• **Directive**: Could you transcribe every record below exactly as written, leaving out any pictures?

Stored items from a collection
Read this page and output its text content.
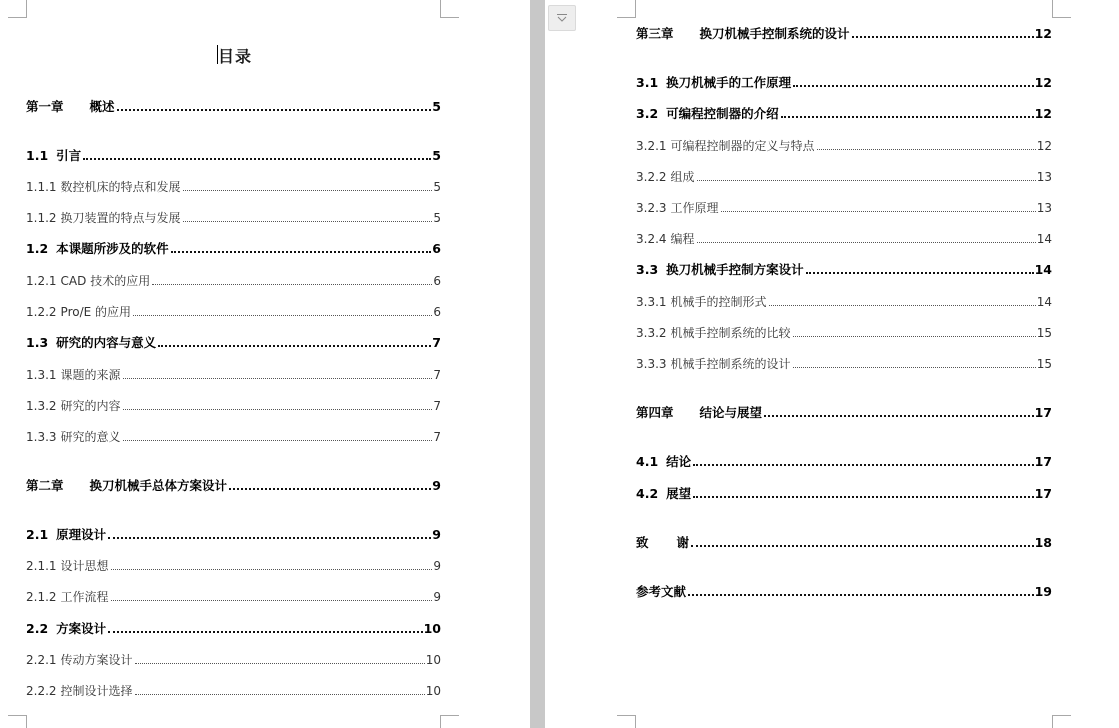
目录
第一章 概述	5
1.1 引言	5
1.1.1 数控机床的特点和发展	5
1.1.2 换刀装置的特点与发展	5
1.2 本课题所涉及的软件	6
1.2.1 CAD 技术的应用	6
1.2.2 Pro/E 的应用	6
1.3 研究的内容与意义	7
1.3.1 课题的来源	7
1.3.2 研究的内容	7
1.3.3 研究的意义	7
第二章 换刀机械手总体方案设计	9
2.1 原理设计	9
2.1.1 设计思想	9
2.1.2 工作流程	9
2.2 方案设计	10
2.2.1 传动方案设计	10
2.2.2 控制设计选择	10
第三章 换刀机械手控制系统的设计	12
3.1 换刀机械手的工作原理	12
3.2 可编程控制器的介绍	12
3.2.1 可编程控制器的定义与特点	12
3.2.2 组成	13
3.2.3 工作原理	13
3.2.4 编程	14
3.3 换刀机械手控制方案设计	14
3.3.1 机械手的控制形式	14
3.3.2 机械手控制系统的比较	15
3.3.3 机械手控制系统的设计	15
第四章 结论与展望	17
4.1 结论	17
4.2 展望	17
致 谢	18
参考文献	19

• **Task response**:
Read this page and output its text content.
目录
第一章 概述	5
1.1 引言	5
1.1.1 数控机床的特点和发展	5
1.1.2 换刀装置的特点与发展	5
1.2 本课题所涉及的软件	6
1.2.1 CAD 技术的应用	6
1.2.2 Pro/E 的应用	6
1.3 研究的内容与意义	7
1.3.1 课题的来源	7
1.3.2 研究的内容	7
1.3.3 研究的意义	7
第二章 换刀机械手总体方案设计	9
2.1 原理设计	9
2.1.1 设计思想	9
2.1.2 工作流程	9
2.2 方案设计	10
2.2.1 传动方案设计	10
2.2.2 控制设计选择	10
第三章 换刀机械手控制系统的设计	12
3.1 换刀机械手的工作原理	12
3.2 可编程控制器的介绍	12
3.2.1 可编程控制器的定义与特点	12
3.2.2 组成	13
3.2.3 工作原理	13
3.2.4 编程	14
3.3 换刀机械手控制方案设计	14
3.3.1 机械手的控制形式	14
3.3.2 机械手控制系统的比较	15
3.3.3 机械手控制系统的设计	15
第四章 结论与展望	17
4.1 结论	17
4.2 展望	17
致 谢	18
参考文献	19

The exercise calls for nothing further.